** Required work **
State only the count of lines in the listing below that hold "point".

*** Raw data

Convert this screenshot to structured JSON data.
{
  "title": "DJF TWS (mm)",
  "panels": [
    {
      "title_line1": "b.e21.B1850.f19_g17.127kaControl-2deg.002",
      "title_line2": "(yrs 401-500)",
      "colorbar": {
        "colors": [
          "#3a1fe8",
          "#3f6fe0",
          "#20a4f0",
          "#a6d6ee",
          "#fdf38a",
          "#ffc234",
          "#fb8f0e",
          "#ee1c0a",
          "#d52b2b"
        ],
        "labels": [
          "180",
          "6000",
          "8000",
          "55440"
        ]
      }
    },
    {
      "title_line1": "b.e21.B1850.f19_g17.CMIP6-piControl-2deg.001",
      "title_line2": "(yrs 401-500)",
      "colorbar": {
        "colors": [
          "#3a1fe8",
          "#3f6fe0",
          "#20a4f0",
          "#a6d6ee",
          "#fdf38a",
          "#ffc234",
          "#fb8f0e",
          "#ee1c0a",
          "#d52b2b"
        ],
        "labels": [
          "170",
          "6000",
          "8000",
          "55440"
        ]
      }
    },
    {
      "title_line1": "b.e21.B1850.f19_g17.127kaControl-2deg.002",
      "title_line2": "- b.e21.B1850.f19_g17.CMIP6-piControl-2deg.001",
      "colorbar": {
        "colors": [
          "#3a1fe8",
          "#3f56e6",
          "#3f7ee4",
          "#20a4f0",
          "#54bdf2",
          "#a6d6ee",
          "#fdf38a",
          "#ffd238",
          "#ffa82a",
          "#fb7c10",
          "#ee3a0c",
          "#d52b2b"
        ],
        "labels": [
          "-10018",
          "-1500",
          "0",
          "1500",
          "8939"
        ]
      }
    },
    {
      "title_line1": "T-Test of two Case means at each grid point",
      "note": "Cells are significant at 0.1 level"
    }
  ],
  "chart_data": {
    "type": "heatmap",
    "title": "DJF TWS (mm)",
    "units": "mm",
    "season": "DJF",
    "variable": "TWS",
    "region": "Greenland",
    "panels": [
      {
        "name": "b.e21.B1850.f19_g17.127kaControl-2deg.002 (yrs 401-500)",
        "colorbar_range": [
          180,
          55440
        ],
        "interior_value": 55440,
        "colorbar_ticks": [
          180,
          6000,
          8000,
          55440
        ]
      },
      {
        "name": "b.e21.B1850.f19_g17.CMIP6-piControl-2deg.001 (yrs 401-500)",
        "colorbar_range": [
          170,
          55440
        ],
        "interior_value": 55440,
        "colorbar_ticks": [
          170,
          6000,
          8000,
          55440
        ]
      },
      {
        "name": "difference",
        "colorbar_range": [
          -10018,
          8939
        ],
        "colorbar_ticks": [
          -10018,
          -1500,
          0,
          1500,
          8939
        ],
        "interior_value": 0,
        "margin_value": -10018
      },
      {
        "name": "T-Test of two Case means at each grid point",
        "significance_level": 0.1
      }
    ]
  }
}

******

** Answer to the exercise **
2